───── PROVIDED RECORDS ─────

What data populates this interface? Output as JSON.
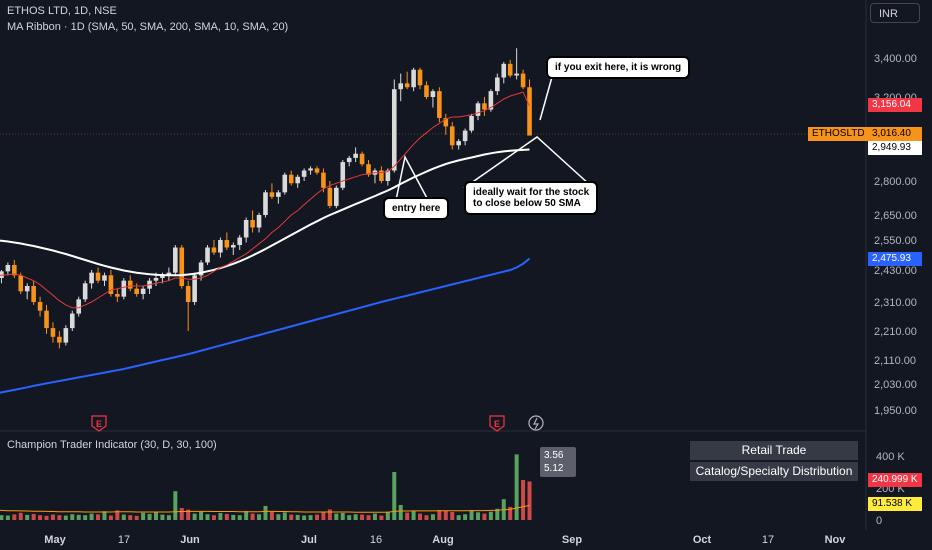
{
  "header": {
    "symbol_line": "ETHOS LTD, 1D, NSE",
    "ma_line": "MA Ribbon · 1D (SMA, 50, SMA, 200, SMA, 10, SMA, 20)",
    "currency": "INR"
  },
  "callouts": {
    "exit": "if you exit here, it is wrong",
    "entry": "entry here",
    "wait": "ideally wait for the stock\nto close below 50 SMA"
  },
  "price_tags": {
    "ticker": "ETHOSLTD",
    "sma10": "3,156.04",
    "last": "3,016.40",
    "sma50": "2,949.93",
    "sma200": "2,475.93"
  },
  "colors": {
    "up": "#dadada",
    "down": "#f7931a",
    "sma10": "#e53935",
    "sma50": "#ffffff",
    "sma200": "#2962ff",
    "vol_up": "#66bb6a",
    "vol_down": "#ef5350",
    "background": "#131722"
  },
  "icons": [
    "earnings-icon",
    "earnings-icon",
    "dividend-icon"
  ],
  "earnings_label": "E",
  "indicator": {
    "title": "Champion Trader Indicator (30, D, 30, 100)",
    "tooltip_top": "3.56",
    "tooltip_bottom": "5.12",
    "sector": "Retail Trade",
    "industry": "Catalog/Specialty Distribution",
    "tag_red": "240.999 K",
    "tag_yellow": "91.538 K"
  },
  "chart_data": {
    "type": "candlestick",
    "price_axis": {
      "ticks": [
        "3,400.00",
        "3,200.00",
        "2,800.00",
        "2,650.00",
        "2,550.00",
        "2,430.00",
        "2,310.00",
        "2,210.00",
        "2,110.00",
        "2,030.00",
        "1,950.00"
      ]
    },
    "volume_axis": {
      "ticks": [
        "400 K",
        "200 K",
        "0"
      ]
    },
    "date_labels": [
      "May",
      "17",
      "Jun",
      "Jul",
      "16",
      "Aug",
      "Sep",
      "Oct",
      "17",
      "Nov"
    ],
    "candles": [
      [
        2420,
        2440,
        2390,
        2400
      ],
      [
        2400,
        2430,
        2380,
        2425
      ],
      [
        2425,
        2460,
        2410,
        2450
      ],
      [
        2450,
        2470,
        2400,
        2410
      ],
      [
        2410,
        2420,
        2340,
        2350
      ],
      [
        2350,
        2380,
        2320,
        2370
      ],
      [
        2370,
        2390,
        2300,
        2310
      ],
      [
        2310,
        2330,
        2260,
        2280
      ],
      [
        2280,
        2300,
        2200,
        2220
      ],
      [
        2220,
        2240,
        2170,
        2190
      ],
      [
        2190,
        2210,
        2150,
        2170
      ],
      [
        2170,
        2230,
        2160,
        2220
      ],
      [
        2220,
        2280,
        2210,
        2270
      ],
      [
        2270,
        2330,
        2260,
        2320
      ],
      [
        2320,
        2390,
        2310,
        2380
      ],
      [
        2380,
        2430,
        2360,
        2420
      ],
      [
        2420,
        2440,
        2380,
        2390
      ],
      [
        2390,
        2420,
        2370,
        2410
      ],
      [
        2410,
        2430,
        2330,
        2340
      ],
      [
        2340,
        2360,
        2310,
        2330
      ],
      [
        2330,
        2400,
        2320,
        2390
      ],
      [
        2390,
        2410,
        2350,
        2360
      ],
      [
        2360,
        2380,
        2330,
        2340
      ],
      [
        2340,
        2370,
        2320,
        2360
      ],
      [
        2360,
        2400,
        2340,
        2390
      ],
      [
        2390,
        2420,
        2370,
        2400
      ],
      [
        2400,
        2420,
        2380,
        2410
      ],
      [
        2410,
        2440,
        2390,
        2420
      ],
      [
        2420,
        2530,
        2410,
        2520
      ],
      [
        2520,
        2530,
        2360,
        2370
      ],
      [
        2370,
        2390,
        2210,
        2310
      ],
      [
        2310,
        2420,
        2300,
        2410
      ],
      [
        2410,
        2470,
        2390,
        2460
      ],
      [
        2460,
        2530,
        2450,
        2520
      ],
      [
        2520,
        2550,
        2490,
        2500
      ],
      [
        2500,
        2560,
        2480,
        2550
      ],
      [
        2550,
        2580,
        2510,
        2520
      ],
      [
        2520,
        2540,
        2490,
        2530
      ],
      [
        2530,
        2570,
        2510,
        2560
      ],
      [
        2560,
        2640,
        2540,
        2630
      ],
      [
        2630,
        2670,
        2580,
        2600
      ],
      [
        2600,
        2660,
        2580,
        2650
      ],
      [
        2650,
        2760,
        2640,
        2750
      ],
      [
        2750,
        2790,
        2720,
        2730
      ],
      [
        2730,
        2760,
        2700,
        2750
      ],
      [
        2750,
        2840,
        2740,
        2830
      ],
      [
        2830,
        2850,
        2780,
        2790
      ],
      [
        2790,
        2830,
        2770,
        2820
      ],
      [
        2820,
        2860,
        2800,
        2850
      ],
      [
        2850,
        2870,
        2830,
        2860
      ],
      [
        2860,
        2870,
        2830,
        2840
      ],
      [
        2840,
        2860,
        2750,
        2770
      ],
      [
        2770,
        2800,
        2680,
        2690
      ],
      [
        2690,
        2780,
        2680,
        2770
      ],
      [
        2770,
        2900,
        2760,
        2890
      ],
      [
        2890,
        2920,
        2870,
        2910
      ],
      [
        2910,
        2960,
        2890,
        2930
      ],
      [
        2930,
        2940,
        2870,
        2880
      ],
      [
        2880,
        2900,
        2820,
        2830
      ],
      [
        2830,
        2860,
        2790,
        2850
      ],
      [
        2850,
        2870,
        2790,
        2800
      ],
      [
        2800,
        2860,
        2780,
        2850
      ],
      [
        2850,
        3290,
        2840,
        3240
      ],
      [
        3240,
        3320,
        3180,
        3270
      ],
      [
        3270,
        3330,
        3240,
        3250
      ],
      [
        3250,
        3350,
        3230,
        3340
      ],
      [
        3340,
        3350,
        3240,
        3260
      ],
      [
        3260,
        3280,
        3190,
        3200
      ],
      [
        3200,
        3240,
        3150,
        3230
      ],
      [
        3230,
        3250,
        3080,
        3100
      ],
      [
        3100,
        3120,
        3020,
        3060
      ],
      [
        3060,
        3080,
        2950,
        2970
      ],
      [
        2970,
        3000,
        2950,
        2990
      ],
      [
        2990,
        3050,
        2970,
        3040
      ],
      [
        3040,
        3120,
        3030,
        3110
      ],
      [
        3110,
        3180,
        3090,
        3170
      ],
      [
        3170,
        3200,
        3110,
        3140
      ],
      [
        3140,
        3240,
        3130,
        3230
      ],
      [
        3230,
        3320,
        3210,
        3300
      ],
      [
        3300,
        3380,
        3270,
        3370
      ],
      [
        3370,
        3390,
        3300,
        3310
      ],
      [
        3310,
        3450,
        3290,
        3320
      ],
      [
        3320,
        3340,
        3240,
        3250
      ],
      [
        3250,
        3290,
        3020,
        3016.4
      ]
    ],
    "sma10": [
      2410,
      2410,
      2412,
      2415,
      2410,
      2400,
      2390,
      2375,
      2355,
      2335,
      2315,
      2300,
      2290,
      2290,
      2300,
      2310,
      2325,
      2340,
      2355,
      2360,
      2365,
      2370,
      2370,
      2370,
      2375,
      2380,
      2385,
      2390,
      2400,
      2400,
      2395,
      2395,
      2400,
      2410,
      2425,
      2440,
      2450,
      2465,
      2480,
      2495,
      2515,
      2535,
      2555,
      2580,
      2600,
      2625,
      2650,
      2670,
      2695,
      2720,
      2745,
      2765,
      2780,
      2790,
      2800,
      2810,
      2820,
      2830,
      2835,
      2840,
      2840,
      2845,
      2870,
      2905,
      2940,
      2975,
      3005,
      3030,
      3055,
      3075,
      3095,
      3105,
      3105,
      3110,
      3115,
      3125,
      3135,
      3150,
      3170,
      3190,
      3205,
      3215,
      3225,
      3156.04
    ],
    "sma50": [
      2550,
      2547,
      2544,
      2540,
      2536,
      2531,
      2526,
      2520,
      2514,
      2508,
      2501,
      2494,
      2486,
      2478,
      2470,
      2462,
      2454,
      2447,
      2440,
      2434,
      2428,
      2424,
      2420,
      2417,
      2414,
      2412,
      2411,
      2410,
      2410,
      2411,
      2413,
      2416,
      2420,
      2425,
      2431,
      2438,
      2446,
      2455,
      2465,
      2476,
      2488,
      2501,
      2514,
      2528,
      2542,
      2556,
      2570,
      2584,
      2598,
      2612,
      2625,
      2638,
      2650,
      2662,
      2674,
      2686,
      2698,
      2710,
      2722,
      2734,
      2746,
      2758,
      2772,
      2787,
      2802,
      2817,
      2831,
      2845,
      2858,
      2870,
      2881,
      2890,
      2898,
      2905,
      2912,
      2919,
      2926,
      2932,
      2937,
      2941,
      2944,
      2946,
      2948,
      2949.93
    ],
    "sma200": [
      2000,
      2004,
      2008,
      2012,
      2016,
      2020,
      2024,
      2028,
      2032,
      2036,
      2040,
      2044,
      2048,
      2052,
      2056,
      2060,
      2064,
      2068,
      2072,
      2076,
      2080,
      2085,
      2090,
      2095,
      2100,
      2105,
      2110,
      2115,
      2120,
      2125,
      2130,
      2136,
      2142,
      2148,
      2154,
      2160,
      2166,
      2172,
      2178,
      2184,
      2190,
      2196,
      2202,
      2208,
      2214,
      2220,
      2226,
      2232,
      2238,
      2244,
      2250,
      2256,
      2262,
      2268,
      2274,
      2280,
      2286,
      2292,
      2298,
      2304,
      2310,
      2316,
      2322,
      2328,
      2334,
      2340,
      2346,
      2352,
      2358,
      2364,
      2370,
      2376,
      2382,
      2388,
      2394,
      2400,
      2406,
      2412,
      2418,
      2424,
      2430,
      2440,
      2455,
      2475.93
    ],
    "volumes": [
      40,
      30,
      28,
      35,
      45,
      32,
      38,
      30,
      26,
      34,
      30,
      28,
      36,
      32,
      30,
      40,
      35,
      55,
      28,
      60,
      34,
      30,
      26,
      45,
      38,
      50,
      34,
      30,
      180,
      75,
      65,
      40,
      52,
      36,
      30,
      44,
      38,
      32,
      30,
      56,
      40,
      36,
      88,
      50,
      36,
      48,
      34,
      32,
      28,
      30,
      34,
      52,
      66,
      40,
      44,
      30,
      36,
      34,
      30,
      40,
      28,
      52,
      300,
      94,
      46,
      58,
      40,
      30,
      36,
      62,
      60,
      50,
      30,
      36,
      60,
      48,
      40,
      52,
      70,
      130,
      82,
      410,
      250,
      240.999
    ],
    "sma50_volume": [
      60,
      60,
      58,
      58,
      57,
      56,
      55,
      55,
      54,
      53,
      52,
      52,
      51,
      51,
      50,
      50,
      50,
      50,
      50,
      51,
      51,
      51,
      50,
      50,
      50,
      50,
      50,
      50,
      52,
      53,
      54,
      54,
      54,
      54,
      53,
      53,
      53,
      53,
      52,
      52,
      52,
      52,
      54,
      54,
      53,
      53,
      52,
      51,
      50,
      50,
      50,
      50,
      50,
      50,
      50,
      50,
      49,
      49,
      48,
      48,
      48,
      48,
      54,
      56,
      56,
      57,
      57,
      57,
      57,
      58,
      58,
      58,
      58,
      58,
      59,
      59,
      59,
      60,
      61,
      64,
      66,
      75,
      83,
      91.538
    ]
  }
}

─────

• [WHAT YOU HAVE TO DO]: Collect every line from the records above that contains the word "here".

• [REPLY]:
    "exit": "if you exit here, it is wrong",
    "entry": "entry here",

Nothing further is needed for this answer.